## PROVIDED DATA

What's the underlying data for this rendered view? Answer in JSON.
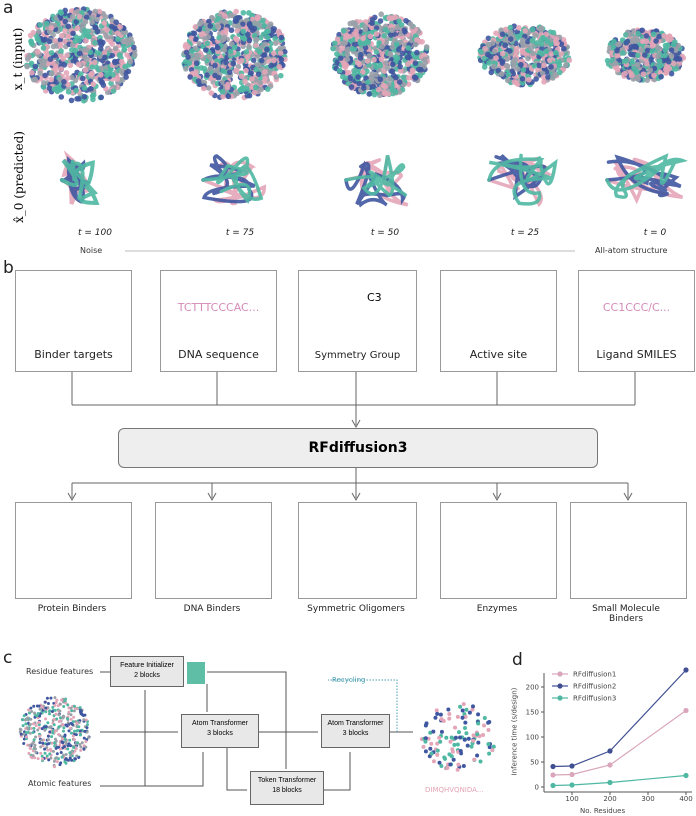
{
  "panel_a": {
    "label": "a",
    "row1_label": "x_t (input)",
    "row2_label": "x̂_0 (predicted)",
    "timesteps": [
      "t = 100",
      "t = 75",
      "t = 50",
      "t = 25",
      "t = 0"
    ],
    "start_label": "Noise",
    "end_label": "All-atom structure"
  },
  "panel_b": {
    "label": "b",
    "inputs": [
      {
        "label": "Binder targets"
      },
      {
        "label": "DNA sequence",
        "text": "TCTTTCCCAC..."
      },
      {
        "label": "Symmetry Group",
        "text": "C3"
      },
      {
        "label": "Active site"
      },
      {
        "label": "Ligand SMILES",
        "text": "CC1CCC/C..."
      }
    ],
    "model": "RFdiffusion3",
    "outputs": [
      "Protein Binders",
      "DNA Binders",
      "Symmetric Oligomers",
      "Enzymes",
      "Small Molecule Binders"
    ]
  },
  "panel_c": {
    "label": "c",
    "residue_features": "Residue features",
    "atomic_features": "Atomic features",
    "blocks": [
      {
        "name": "Feature Initializer",
        "sub": "2 blocks"
      },
      {
        "name": "Atom Transformer",
        "sub": "3 blocks"
      },
      {
        "name": "Token Transformer",
        "sub": "18 blocks"
      },
      {
        "name": "Atom Transformer",
        "sub": "3 blocks"
      }
    ],
    "recycling": "Recycling",
    "sequence": "DIMQHVQNIDA..."
  },
  "colors": {
    "pink": "#e3a5b7",
    "navy": "#3f56a0",
    "teal": "#4fb8a2",
    "blue_dark": "#2d5a86"
  },
  "chart_data": {
    "type": "line",
    "label": "d",
    "xlabel": "No. Residues",
    "ylabel": "Inference time (s/design)",
    "xticks": [
      100,
      200,
      300,
      400
    ],
    "yticks": [
      0,
      50,
      100,
      150,
      200
    ],
    "xlim": [
      0,
      420
    ],
    "ylim": [
      -5,
      245
    ],
    "legend": "top-left",
    "x": [
      50,
      100,
      200,
      400
    ],
    "series": [
      {
        "name": "RFdiffusion1",
        "color": "#d9a6bb",
        "values": [
          24,
          25,
          44,
          153
        ]
      },
      {
        "name": "RFdiffusion2",
        "color": "#3f4f92",
        "values": [
          41,
          42,
          72,
          234
        ]
      },
      {
        "name": "RFdiffusion3",
        "color": "#4fb8a2",
        "values": [
          3,
          4,
          9,
          23
        ]
      }
    ]
  }
}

## WHAT YOU HAVE TO DO
Every record is to be repeated exactly, and no picture is carried over.

## RESPONSE TO THIS EXERCISE
What's the underlying data for this rendered view? Answer in JSON.
{
  "panel_a": {
    "label": "a",
    "row1_label": "x_t (input)",
    "row2_label": "x̂_0 (predicted)",
    "timesteps": [
      "t = 100",
      "t = 75",
      "t = 50",
      "t = 25",
      "t = 0"
    ],
    "start_label": "Noise",
    "end_label": "All-atom structure"
  },
  "panel_b": {
    "label": "b",
    "inputs": [
      {
        "label": "Binder targets"
      },
      {
        "label": "DNA sequence",
        "text": "TCTTTCCCAC..."
      },
      {
        "label": "Symmetry Group",
        "text": "C3"
      },
      {
        "label": "Active site"
      },
      {
        "label": "Ligand SMILES",
        "text": "CC1CCC/C..."
      }
    ],
    "model": "RFdiffusion3",
    "outputs": [
      "Protein Binders",
      "DNA Binders",
      "Symmetric Oligomers",
      "Enzymes",
      "Small Molecule Binders"
    ]
  },
  "panel_c": {
    "label": "c",
    "residue_features": "Residue features",
    "atomic_features": "Atomic features",
    "blocks": [
      {
        "name": "Feature Initializer",
        "sub": "2 blocks"
      },
      {
        "name": "Atom Transformer",
        "sub": "3 blocks"
      },
      {
        "name": "Token Transformer",
        "sub": "18 blocks"
      },
      {
        "name": "Atom Transformer",
        "sub": "3 blocks"
      }
    ],
    "recycling": "Recycling",
    "sequence": "DIMQHVQNIDA..."
  },
  "colors": {
    "pink": "#e3a5b7",
    "navy": "#3f56a0",
    "teal": "#4fb8a2",
    "blue_dark": "#2d5a86"
  },
  "chart_data": {
    "type": "line",
    "label": "d",
    "xlabel": "No. Residues",
    "ylabel": "Inference time (s/design)",
    "xticks": [
      100,
      200,
      300,
      400
    ],
    "yticks": [
      0,
      50,
      100,
      150,
      200
    ],
    "xlim": [
      0,
      420
    ],
    "ylim": [
      -5,
      245
    ],
    "legend": "top-left",
    "x": [
      50,
      100,
      200,
      400
    ],
    "series": [
      {
        "name": "RFdiffusion1",
        "color": "#d9a6bb",
        "values": [
          24,
          25,
          44,
          153
        ]
      },
      {
        "name": "RFdiffusion2",
        "color": "#3f4f92",
        "values": [
          41,
          42,
          72,
          234
        ]
      },
      {
        "name": "RFdiffusion3",
        "color": "#4fb8a2",
        "values": [
          3,
          4,
          9,
          23
        ]
      }
    ]
  }
}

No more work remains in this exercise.